• _TASK INSTRUCTIONS_
Check each line below for the word "Nominal", and copy those that have it.

### DATA SHOWN ###

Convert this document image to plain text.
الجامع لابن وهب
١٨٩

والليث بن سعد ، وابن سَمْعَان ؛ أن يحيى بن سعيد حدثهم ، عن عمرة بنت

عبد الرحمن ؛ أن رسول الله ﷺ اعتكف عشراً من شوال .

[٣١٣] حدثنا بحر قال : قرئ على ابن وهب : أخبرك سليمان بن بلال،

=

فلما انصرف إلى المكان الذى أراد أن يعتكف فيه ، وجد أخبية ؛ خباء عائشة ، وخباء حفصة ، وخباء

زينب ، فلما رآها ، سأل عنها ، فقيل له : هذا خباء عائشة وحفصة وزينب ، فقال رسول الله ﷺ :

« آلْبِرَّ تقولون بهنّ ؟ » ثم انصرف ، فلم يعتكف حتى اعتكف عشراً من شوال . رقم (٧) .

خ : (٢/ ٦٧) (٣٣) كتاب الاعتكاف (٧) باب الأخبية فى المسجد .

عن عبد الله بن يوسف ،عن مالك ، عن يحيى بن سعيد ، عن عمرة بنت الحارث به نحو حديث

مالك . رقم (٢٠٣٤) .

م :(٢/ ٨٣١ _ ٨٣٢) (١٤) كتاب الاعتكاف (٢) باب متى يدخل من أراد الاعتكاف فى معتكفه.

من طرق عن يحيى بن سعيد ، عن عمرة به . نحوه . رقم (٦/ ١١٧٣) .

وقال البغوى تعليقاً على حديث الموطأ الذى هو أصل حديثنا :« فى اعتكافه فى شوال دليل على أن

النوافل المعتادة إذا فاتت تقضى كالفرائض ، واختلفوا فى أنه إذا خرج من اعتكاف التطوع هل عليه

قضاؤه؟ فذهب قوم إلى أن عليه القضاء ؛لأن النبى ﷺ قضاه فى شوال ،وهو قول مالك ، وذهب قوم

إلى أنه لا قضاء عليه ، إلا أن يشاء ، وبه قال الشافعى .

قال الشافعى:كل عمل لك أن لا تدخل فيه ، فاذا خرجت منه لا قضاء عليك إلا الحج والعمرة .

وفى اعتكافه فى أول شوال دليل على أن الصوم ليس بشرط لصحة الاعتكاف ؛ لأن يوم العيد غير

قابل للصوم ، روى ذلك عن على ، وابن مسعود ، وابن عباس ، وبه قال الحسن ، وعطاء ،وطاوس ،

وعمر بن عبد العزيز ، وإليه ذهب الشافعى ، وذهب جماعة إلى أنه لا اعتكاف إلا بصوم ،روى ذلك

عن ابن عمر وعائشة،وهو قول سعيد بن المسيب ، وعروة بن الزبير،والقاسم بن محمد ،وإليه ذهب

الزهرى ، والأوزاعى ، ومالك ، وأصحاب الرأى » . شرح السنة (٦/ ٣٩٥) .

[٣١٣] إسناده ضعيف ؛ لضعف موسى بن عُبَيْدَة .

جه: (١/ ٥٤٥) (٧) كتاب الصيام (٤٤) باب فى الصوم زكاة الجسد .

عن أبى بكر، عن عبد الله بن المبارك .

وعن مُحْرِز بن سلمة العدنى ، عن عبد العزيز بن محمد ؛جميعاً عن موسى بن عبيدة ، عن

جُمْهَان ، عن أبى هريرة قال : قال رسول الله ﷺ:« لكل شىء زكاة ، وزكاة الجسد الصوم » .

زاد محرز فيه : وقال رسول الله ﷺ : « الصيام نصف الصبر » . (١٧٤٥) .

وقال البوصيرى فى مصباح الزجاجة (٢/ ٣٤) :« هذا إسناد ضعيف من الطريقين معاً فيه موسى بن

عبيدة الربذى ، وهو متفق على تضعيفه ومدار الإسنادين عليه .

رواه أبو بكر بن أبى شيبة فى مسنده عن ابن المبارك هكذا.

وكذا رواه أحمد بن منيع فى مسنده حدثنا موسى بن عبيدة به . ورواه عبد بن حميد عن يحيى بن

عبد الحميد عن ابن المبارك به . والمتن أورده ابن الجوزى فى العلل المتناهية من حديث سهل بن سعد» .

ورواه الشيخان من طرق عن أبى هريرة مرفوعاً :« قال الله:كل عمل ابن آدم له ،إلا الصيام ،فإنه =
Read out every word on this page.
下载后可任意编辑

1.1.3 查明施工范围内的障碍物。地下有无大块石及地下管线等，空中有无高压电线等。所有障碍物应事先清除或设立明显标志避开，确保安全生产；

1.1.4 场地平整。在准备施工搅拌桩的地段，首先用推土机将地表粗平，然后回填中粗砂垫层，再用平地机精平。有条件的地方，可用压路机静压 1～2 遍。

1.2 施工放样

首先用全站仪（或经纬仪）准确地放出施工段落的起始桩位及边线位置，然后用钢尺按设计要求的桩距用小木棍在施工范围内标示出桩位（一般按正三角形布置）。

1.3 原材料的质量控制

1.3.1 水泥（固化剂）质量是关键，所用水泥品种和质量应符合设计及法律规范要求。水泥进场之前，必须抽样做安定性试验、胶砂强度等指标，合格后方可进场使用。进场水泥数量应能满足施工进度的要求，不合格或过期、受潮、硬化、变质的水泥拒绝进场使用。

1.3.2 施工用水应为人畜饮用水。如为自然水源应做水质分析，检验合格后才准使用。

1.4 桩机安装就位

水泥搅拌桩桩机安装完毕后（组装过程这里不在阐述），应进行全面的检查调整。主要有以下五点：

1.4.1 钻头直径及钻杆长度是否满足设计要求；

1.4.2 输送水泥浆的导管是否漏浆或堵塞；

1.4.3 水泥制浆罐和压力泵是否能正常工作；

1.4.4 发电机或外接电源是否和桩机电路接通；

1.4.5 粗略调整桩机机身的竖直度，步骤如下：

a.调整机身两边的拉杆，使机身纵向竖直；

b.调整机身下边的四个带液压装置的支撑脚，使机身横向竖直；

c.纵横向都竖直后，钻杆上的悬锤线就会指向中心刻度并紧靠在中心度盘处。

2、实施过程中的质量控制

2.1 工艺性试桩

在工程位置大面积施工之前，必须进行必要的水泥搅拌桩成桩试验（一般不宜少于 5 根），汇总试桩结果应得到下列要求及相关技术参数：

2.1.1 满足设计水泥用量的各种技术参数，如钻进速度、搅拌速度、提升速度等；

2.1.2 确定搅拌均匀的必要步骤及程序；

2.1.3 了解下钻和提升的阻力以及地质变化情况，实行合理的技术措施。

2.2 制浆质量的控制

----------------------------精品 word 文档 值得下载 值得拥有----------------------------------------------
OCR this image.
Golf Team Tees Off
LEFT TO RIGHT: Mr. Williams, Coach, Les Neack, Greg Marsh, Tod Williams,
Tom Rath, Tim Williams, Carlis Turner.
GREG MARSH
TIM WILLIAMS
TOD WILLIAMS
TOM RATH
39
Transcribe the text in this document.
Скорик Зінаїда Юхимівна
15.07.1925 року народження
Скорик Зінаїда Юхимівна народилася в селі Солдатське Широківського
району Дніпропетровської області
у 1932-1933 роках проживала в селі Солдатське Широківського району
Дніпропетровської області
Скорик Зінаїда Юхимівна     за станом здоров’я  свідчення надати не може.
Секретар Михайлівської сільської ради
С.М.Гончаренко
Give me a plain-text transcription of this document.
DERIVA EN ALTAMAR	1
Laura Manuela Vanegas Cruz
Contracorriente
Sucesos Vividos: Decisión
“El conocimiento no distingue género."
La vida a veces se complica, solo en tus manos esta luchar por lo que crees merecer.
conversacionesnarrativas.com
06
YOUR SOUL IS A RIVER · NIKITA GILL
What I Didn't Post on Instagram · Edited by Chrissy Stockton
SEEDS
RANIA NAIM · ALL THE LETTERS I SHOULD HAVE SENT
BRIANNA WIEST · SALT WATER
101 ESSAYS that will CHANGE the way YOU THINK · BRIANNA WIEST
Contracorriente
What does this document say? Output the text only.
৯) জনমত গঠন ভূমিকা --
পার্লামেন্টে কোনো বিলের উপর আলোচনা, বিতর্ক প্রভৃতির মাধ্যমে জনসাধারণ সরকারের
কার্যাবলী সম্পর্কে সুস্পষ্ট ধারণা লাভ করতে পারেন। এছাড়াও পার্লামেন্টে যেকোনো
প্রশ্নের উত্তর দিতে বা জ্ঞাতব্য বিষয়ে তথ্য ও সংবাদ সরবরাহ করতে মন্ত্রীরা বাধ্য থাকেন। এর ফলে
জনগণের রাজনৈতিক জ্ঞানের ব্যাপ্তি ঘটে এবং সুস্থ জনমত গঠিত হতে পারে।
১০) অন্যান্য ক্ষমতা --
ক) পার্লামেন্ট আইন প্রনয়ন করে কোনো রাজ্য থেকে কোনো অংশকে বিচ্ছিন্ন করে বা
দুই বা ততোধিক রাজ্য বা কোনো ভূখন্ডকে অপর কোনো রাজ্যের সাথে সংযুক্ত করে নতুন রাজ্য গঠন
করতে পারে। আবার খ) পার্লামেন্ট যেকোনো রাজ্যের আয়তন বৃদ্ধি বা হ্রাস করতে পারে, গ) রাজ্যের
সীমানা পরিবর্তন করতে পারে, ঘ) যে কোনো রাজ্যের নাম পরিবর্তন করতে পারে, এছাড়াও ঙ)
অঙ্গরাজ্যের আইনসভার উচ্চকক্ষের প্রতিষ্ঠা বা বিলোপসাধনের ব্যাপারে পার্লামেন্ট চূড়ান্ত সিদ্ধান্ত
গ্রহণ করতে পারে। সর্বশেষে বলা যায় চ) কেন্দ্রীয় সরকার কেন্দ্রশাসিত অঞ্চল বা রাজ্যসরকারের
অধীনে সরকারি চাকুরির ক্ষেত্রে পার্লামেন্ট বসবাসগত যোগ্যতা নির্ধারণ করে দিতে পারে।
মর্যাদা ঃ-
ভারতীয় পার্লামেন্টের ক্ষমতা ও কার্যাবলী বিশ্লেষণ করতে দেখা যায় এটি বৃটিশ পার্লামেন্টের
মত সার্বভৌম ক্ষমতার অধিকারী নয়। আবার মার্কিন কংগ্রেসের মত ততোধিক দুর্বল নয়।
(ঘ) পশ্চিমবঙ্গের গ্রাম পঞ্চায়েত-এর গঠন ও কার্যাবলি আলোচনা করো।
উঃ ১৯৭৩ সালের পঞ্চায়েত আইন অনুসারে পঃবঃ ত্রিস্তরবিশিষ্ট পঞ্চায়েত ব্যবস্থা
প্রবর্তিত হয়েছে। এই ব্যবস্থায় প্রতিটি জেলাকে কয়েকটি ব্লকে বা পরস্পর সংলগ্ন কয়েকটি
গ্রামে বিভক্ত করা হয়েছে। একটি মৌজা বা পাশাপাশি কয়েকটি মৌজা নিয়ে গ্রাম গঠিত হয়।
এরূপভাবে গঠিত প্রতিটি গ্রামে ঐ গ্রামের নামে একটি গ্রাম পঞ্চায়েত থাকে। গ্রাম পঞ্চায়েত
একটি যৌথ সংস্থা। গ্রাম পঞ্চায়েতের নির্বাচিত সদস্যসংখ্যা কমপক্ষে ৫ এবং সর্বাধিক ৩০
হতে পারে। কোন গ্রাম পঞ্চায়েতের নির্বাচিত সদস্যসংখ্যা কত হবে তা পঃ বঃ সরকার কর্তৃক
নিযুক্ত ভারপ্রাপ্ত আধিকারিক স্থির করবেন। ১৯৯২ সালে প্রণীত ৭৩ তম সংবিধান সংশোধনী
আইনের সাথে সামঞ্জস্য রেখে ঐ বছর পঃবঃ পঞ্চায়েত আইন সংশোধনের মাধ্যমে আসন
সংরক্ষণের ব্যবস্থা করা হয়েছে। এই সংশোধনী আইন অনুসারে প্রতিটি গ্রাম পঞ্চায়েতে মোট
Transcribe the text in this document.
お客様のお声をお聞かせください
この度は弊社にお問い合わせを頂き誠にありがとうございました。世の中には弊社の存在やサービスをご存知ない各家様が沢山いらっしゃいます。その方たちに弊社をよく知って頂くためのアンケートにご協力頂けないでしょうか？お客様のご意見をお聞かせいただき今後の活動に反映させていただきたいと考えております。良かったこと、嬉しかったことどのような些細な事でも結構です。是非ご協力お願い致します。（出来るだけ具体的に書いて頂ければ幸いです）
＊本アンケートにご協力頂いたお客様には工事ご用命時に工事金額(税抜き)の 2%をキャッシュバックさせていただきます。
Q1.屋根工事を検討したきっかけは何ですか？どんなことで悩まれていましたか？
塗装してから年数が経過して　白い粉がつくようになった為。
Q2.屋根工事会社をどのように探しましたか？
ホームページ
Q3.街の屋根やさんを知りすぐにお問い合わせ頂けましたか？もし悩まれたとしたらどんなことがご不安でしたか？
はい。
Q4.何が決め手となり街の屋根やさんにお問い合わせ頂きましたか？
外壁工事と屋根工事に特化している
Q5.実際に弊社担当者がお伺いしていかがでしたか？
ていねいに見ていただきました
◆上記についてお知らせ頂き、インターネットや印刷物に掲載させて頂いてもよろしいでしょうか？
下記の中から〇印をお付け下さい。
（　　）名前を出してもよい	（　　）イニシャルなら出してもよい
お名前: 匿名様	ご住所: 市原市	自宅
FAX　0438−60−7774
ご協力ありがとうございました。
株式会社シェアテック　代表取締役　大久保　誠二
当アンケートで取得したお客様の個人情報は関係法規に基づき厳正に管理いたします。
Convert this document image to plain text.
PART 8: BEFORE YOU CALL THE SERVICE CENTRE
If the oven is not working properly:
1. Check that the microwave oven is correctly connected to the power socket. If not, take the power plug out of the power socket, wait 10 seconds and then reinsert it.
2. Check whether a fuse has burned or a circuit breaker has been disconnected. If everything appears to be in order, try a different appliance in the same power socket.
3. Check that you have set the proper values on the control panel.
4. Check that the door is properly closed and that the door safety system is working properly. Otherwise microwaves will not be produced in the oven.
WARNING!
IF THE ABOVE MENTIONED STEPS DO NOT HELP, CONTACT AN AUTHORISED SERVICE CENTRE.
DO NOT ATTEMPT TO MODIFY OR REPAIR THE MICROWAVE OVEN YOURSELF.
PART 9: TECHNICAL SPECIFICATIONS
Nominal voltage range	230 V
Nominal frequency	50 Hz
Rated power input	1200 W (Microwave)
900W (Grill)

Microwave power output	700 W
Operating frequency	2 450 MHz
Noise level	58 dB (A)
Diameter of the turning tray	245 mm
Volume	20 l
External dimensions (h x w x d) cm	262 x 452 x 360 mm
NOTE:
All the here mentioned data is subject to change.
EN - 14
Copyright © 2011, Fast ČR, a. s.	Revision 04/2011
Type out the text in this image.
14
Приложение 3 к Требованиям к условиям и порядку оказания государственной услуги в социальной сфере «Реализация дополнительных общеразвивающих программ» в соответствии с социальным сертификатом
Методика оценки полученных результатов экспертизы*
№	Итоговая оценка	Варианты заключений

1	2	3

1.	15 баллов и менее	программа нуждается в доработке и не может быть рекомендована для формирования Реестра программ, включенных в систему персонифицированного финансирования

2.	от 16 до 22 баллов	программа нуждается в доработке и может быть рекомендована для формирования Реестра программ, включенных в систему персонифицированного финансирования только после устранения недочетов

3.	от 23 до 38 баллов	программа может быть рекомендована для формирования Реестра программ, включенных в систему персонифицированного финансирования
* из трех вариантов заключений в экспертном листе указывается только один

###

• _THE RESPONSE_
Nominal voltage range	230 V
Nominal frequency	50 Hz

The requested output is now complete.